* Begin *

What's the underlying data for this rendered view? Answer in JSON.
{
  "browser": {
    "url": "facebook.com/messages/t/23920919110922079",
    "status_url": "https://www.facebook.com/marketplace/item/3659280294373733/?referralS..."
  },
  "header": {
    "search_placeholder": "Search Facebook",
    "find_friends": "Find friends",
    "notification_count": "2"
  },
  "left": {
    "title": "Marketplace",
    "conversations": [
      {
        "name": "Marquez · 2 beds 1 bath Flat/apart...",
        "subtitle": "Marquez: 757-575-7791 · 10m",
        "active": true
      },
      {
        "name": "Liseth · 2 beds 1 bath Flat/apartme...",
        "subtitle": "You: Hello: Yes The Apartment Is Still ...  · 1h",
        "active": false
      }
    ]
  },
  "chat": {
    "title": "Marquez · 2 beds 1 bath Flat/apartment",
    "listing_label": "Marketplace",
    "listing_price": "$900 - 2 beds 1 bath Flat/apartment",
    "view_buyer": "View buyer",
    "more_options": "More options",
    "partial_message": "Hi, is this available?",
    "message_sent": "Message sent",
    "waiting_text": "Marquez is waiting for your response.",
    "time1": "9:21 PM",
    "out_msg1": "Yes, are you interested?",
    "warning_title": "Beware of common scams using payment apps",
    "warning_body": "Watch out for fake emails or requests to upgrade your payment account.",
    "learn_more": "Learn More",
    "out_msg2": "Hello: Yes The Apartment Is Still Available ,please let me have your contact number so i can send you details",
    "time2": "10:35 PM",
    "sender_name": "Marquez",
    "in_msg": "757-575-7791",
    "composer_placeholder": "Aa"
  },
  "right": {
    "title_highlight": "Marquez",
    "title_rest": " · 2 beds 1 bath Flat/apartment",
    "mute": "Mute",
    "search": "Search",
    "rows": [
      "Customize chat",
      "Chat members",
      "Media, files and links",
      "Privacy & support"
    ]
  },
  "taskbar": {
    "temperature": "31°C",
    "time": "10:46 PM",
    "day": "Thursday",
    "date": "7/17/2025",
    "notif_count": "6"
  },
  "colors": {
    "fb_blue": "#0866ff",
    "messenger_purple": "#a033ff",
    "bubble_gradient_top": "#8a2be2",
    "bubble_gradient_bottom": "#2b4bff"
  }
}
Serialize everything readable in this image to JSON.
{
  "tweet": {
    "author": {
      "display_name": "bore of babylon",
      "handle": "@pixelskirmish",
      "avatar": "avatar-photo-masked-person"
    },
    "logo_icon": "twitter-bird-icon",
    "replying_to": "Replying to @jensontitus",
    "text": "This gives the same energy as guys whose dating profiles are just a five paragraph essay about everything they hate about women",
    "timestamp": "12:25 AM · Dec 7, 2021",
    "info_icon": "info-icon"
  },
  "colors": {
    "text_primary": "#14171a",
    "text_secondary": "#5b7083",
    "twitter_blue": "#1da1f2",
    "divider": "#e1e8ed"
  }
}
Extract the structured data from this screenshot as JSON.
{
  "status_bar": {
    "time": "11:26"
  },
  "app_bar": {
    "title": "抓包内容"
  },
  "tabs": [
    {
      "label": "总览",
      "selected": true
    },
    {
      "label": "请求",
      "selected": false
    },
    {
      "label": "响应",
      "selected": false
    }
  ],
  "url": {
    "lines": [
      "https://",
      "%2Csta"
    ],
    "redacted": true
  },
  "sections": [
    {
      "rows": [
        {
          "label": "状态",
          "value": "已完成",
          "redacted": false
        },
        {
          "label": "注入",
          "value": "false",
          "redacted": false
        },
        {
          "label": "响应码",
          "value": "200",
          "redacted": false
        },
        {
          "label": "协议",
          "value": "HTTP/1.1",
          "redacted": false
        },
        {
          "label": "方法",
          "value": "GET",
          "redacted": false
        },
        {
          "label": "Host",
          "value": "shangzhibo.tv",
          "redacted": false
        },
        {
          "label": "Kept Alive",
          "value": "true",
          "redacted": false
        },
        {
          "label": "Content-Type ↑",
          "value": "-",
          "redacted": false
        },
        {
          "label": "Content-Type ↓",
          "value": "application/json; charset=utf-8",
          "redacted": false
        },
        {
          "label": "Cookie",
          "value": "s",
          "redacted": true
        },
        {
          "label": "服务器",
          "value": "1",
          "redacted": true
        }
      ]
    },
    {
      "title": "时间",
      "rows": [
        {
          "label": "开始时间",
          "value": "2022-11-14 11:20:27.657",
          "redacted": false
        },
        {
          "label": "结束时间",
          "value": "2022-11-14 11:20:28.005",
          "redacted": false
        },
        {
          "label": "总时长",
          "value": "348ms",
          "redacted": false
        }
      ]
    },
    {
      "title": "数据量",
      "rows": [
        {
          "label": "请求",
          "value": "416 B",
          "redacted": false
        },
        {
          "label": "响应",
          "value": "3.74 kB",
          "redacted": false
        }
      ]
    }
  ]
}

* End *

Lines that include the word "bath" are to be extracted from the data above.

▶ _WRITTEN ANSWER_
        "name": "Marquez · 2 beds 1 bath Flat/apart...",
        "name": "Liseth · 2 beds 1 bath Flat/apartme...",
    "title": "Marquez · 2 beds 1 bath Flat/apartment",
    "listing_price": "$900 - 2 beds 1 bath Flat/apartment",
    "title_rest": " · 2 beds 1 bath Flat/apartment",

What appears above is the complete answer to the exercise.